— Start Raw records —
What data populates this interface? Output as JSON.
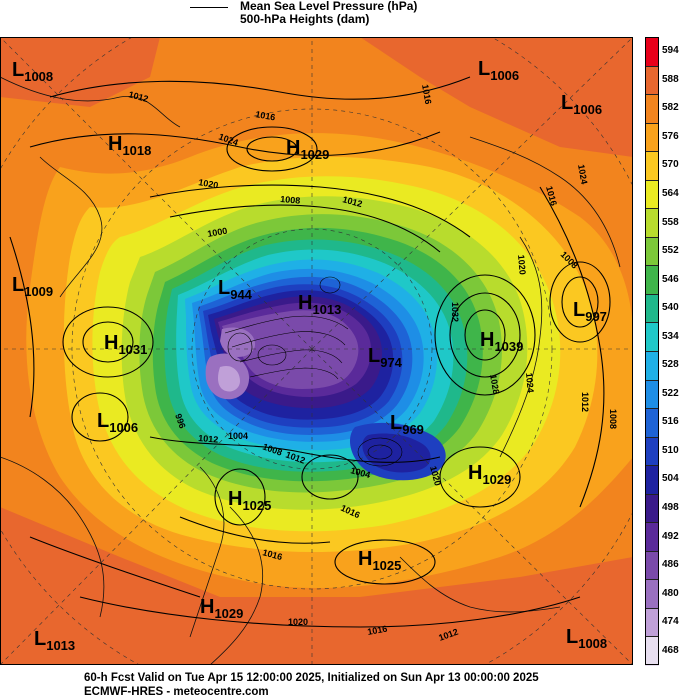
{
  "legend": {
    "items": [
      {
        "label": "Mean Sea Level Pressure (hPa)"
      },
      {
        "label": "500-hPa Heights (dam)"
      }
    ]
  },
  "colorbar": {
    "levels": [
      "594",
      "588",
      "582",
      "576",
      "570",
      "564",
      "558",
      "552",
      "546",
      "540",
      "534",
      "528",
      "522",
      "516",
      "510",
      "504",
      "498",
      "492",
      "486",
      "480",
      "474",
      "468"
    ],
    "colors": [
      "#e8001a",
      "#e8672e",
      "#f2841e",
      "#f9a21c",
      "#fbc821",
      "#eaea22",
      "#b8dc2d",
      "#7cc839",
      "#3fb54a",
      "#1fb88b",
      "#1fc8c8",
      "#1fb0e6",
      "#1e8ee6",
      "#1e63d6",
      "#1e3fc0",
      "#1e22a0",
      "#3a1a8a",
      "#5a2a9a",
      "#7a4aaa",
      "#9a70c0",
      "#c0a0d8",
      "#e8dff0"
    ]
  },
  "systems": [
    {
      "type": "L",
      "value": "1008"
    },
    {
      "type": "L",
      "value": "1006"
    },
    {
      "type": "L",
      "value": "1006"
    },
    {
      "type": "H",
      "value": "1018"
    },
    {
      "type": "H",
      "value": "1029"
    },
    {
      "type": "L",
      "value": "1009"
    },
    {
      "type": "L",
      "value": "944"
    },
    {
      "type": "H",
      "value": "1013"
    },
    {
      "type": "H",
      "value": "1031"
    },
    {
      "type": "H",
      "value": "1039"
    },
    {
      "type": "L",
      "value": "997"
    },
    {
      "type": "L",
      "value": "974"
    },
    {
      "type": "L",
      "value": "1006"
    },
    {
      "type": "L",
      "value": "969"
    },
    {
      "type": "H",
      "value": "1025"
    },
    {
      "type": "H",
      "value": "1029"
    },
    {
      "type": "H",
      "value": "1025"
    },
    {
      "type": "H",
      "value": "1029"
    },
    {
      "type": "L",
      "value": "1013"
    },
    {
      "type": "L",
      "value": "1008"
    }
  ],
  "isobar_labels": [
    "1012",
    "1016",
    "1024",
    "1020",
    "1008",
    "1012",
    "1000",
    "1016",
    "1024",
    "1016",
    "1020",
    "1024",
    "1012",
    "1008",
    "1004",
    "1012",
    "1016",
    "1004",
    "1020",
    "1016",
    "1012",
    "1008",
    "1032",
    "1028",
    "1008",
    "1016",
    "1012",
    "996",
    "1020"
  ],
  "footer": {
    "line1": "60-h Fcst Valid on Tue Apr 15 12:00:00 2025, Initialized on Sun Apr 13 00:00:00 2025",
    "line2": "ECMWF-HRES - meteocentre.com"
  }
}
— End Raw records —
— Start Raw records —
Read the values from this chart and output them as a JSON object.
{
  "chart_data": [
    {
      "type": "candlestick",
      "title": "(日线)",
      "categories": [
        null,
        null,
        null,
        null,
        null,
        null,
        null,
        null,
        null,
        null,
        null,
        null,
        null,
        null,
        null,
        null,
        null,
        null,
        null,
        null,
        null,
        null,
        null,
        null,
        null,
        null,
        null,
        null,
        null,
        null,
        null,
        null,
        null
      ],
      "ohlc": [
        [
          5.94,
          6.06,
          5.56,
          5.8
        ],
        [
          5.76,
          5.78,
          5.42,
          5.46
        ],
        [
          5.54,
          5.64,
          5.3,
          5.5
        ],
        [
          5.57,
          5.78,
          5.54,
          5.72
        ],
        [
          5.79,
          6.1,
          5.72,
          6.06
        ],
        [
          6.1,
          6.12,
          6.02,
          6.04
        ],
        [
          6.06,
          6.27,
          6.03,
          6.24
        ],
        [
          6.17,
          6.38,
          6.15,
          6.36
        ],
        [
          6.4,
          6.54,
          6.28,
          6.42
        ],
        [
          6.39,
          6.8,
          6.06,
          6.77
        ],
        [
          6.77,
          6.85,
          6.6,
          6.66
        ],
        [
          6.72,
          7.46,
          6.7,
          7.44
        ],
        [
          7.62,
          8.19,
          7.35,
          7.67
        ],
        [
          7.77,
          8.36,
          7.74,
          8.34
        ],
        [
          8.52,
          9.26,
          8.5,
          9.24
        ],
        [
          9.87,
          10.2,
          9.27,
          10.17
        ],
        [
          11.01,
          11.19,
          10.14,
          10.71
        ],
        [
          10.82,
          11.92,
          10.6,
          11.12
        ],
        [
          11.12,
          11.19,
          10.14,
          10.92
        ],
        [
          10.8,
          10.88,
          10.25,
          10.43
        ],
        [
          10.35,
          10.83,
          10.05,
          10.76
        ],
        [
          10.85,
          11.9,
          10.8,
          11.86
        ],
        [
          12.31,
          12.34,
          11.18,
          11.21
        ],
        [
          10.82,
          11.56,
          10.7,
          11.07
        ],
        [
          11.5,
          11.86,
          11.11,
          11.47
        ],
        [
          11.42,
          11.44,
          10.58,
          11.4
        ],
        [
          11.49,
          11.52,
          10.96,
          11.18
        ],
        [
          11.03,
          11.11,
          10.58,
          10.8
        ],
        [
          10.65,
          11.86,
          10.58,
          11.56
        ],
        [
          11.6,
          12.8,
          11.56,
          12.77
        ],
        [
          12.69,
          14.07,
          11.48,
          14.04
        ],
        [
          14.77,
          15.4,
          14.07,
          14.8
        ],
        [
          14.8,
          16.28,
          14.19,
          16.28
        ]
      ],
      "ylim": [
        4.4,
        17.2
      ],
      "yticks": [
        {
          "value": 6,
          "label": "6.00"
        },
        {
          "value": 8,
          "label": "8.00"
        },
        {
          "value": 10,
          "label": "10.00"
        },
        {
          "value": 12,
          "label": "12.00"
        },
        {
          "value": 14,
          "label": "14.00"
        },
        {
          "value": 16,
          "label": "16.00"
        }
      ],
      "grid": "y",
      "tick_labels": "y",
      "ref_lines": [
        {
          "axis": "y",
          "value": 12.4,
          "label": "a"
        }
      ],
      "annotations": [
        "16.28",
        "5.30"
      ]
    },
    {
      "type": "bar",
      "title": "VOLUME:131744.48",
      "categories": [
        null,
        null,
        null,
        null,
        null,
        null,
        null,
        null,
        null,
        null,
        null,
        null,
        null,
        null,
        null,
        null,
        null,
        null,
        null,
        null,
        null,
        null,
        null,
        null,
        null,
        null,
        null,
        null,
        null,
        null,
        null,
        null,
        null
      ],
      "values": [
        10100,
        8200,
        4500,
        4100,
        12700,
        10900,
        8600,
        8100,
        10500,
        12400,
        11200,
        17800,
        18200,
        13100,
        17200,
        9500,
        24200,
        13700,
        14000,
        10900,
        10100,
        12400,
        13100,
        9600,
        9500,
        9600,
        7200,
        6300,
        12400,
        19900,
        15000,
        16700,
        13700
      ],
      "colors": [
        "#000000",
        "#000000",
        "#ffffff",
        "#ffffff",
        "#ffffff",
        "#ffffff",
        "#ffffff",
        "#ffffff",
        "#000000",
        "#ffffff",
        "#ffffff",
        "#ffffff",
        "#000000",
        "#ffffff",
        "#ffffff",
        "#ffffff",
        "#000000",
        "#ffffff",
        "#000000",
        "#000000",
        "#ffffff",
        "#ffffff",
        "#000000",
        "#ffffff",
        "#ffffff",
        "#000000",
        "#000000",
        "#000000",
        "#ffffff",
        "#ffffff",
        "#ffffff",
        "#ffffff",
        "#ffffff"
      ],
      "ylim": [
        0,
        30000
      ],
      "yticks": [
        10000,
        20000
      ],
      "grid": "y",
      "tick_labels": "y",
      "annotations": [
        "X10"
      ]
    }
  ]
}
— End Raw records —
— Start Raw records —
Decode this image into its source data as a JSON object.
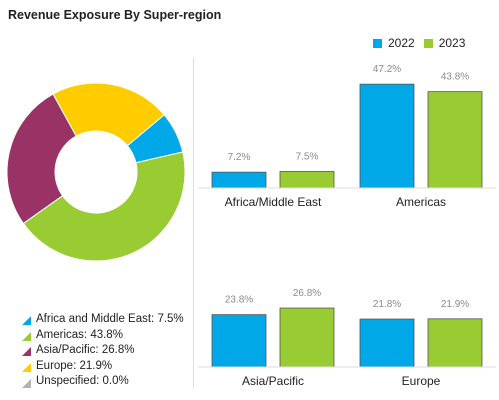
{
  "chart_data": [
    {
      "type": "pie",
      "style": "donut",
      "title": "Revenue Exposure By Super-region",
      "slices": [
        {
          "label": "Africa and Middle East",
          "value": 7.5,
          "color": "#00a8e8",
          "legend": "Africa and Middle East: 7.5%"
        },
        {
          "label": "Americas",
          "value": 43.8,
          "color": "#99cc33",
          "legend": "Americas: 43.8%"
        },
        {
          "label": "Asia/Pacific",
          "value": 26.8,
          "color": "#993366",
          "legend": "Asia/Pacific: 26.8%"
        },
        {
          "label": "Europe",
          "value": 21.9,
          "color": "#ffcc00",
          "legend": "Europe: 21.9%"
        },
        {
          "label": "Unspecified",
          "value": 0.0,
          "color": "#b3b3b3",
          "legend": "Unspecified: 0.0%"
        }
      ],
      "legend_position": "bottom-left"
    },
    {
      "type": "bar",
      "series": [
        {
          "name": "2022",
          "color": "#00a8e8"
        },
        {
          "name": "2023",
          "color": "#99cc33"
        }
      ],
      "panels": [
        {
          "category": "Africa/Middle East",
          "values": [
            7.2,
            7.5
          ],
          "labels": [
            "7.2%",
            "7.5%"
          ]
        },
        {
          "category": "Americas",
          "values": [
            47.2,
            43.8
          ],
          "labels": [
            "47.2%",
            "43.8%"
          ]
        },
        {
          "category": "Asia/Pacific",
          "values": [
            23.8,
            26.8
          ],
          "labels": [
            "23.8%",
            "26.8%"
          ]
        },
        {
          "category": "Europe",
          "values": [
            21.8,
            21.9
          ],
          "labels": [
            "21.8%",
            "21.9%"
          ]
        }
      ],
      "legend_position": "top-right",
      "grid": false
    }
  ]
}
— End Raw records —
• **Do this**
From the entries above, select each line containing the string "JSON".

• **Answer**
What data populates this interface? Output as JSON.
Read the values from this chart and output them as a JSON object.
Decode this image into its source data as a JSON object.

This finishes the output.